------ DATASET ENTRIES
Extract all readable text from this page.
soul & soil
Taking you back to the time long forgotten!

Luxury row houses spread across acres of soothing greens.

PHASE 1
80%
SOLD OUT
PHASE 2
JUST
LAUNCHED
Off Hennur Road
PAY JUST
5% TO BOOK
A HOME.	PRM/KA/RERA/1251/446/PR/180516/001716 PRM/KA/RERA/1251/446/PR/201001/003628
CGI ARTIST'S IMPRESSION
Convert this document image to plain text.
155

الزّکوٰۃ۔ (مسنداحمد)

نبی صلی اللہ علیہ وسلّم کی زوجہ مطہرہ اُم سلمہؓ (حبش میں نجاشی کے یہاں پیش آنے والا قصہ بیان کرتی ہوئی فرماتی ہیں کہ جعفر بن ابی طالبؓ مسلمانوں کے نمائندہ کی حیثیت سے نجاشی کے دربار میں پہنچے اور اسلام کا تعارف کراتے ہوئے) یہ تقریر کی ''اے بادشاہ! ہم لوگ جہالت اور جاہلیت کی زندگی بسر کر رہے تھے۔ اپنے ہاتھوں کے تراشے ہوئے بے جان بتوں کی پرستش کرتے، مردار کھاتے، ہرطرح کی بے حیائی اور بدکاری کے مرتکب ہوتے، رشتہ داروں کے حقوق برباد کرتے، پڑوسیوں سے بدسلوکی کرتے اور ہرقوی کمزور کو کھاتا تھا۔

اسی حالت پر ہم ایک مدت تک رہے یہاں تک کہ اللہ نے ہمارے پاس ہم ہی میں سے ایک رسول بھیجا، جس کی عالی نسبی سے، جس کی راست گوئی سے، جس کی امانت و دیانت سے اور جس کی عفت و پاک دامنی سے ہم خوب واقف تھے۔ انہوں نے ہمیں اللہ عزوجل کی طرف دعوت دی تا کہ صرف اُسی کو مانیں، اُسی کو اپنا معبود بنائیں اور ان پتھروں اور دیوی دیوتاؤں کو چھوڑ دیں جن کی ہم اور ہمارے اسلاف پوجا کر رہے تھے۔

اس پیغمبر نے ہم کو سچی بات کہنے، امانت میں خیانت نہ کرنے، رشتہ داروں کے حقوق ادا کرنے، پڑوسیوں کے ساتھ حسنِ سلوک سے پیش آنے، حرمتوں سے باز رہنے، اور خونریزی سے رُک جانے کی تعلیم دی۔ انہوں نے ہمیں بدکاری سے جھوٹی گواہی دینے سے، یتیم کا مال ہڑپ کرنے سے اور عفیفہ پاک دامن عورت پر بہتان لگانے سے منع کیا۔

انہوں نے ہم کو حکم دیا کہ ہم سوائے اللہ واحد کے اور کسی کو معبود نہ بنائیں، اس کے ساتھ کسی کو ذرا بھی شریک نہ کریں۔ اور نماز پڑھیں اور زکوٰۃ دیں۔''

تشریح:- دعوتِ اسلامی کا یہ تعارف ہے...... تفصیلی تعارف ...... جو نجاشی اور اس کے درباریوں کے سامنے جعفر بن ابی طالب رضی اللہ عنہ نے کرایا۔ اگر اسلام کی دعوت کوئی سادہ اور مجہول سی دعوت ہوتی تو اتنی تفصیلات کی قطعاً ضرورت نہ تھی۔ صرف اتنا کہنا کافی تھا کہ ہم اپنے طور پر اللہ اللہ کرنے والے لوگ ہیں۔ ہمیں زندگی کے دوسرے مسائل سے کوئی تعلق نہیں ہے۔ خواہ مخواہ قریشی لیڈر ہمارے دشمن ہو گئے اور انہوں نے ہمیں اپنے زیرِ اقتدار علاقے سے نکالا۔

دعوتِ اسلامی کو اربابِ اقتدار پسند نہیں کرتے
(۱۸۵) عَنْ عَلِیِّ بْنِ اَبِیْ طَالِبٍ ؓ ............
------------
EXERCISE: Pick out and copy the lines of the entries that hold the string "امانت".

TASK ANSWER:
اسی حالت پر ہم ایک مدت تک رہے یہاں تک کہ اللہ نے ہمارے پاس ہم ہی میں سے ایک رسول بھیجا، جس کی عالی نسبی سے، جس کی راست گوئی سے، جس کی امانت و دیانت سے اور جس کی عفت و پاک دامنی سے ہم خوب واقف تھے۔ انہوں نے ہمیں اللہ عزوجل کی طرف دعوت دی تا کہ صرف اُسی کو مانیں، اُسی کو اپنا معبود بنائیں اور ان پتھروں اور دیوی دیوتاؤں کو چھوڑ دیں جن کی ہم اور ہمارے اسلاف پوجا کر رہے تھے۔
اس پیغمبر نے ہم کو سچی بات کہنے، امانت میں خیانت نہ کرنے، رشتہ داروں کے حقوق ادا کرنے، پڑوسیوں کے ساتھ حسنِ سلوک سے پیش آنے، حرمتوں سے باز رہنے، اور خونریزی سے رُک جانے کی تعلیم دی۔ انہوں نے ہمیں بدکاری سے جھوٹی گواہی دینے سے، یتیم کا مال ہڑپ کرنے سے اور عفیفہ پاک دامن عورت پر بہتان لگانے سے منع کیا۔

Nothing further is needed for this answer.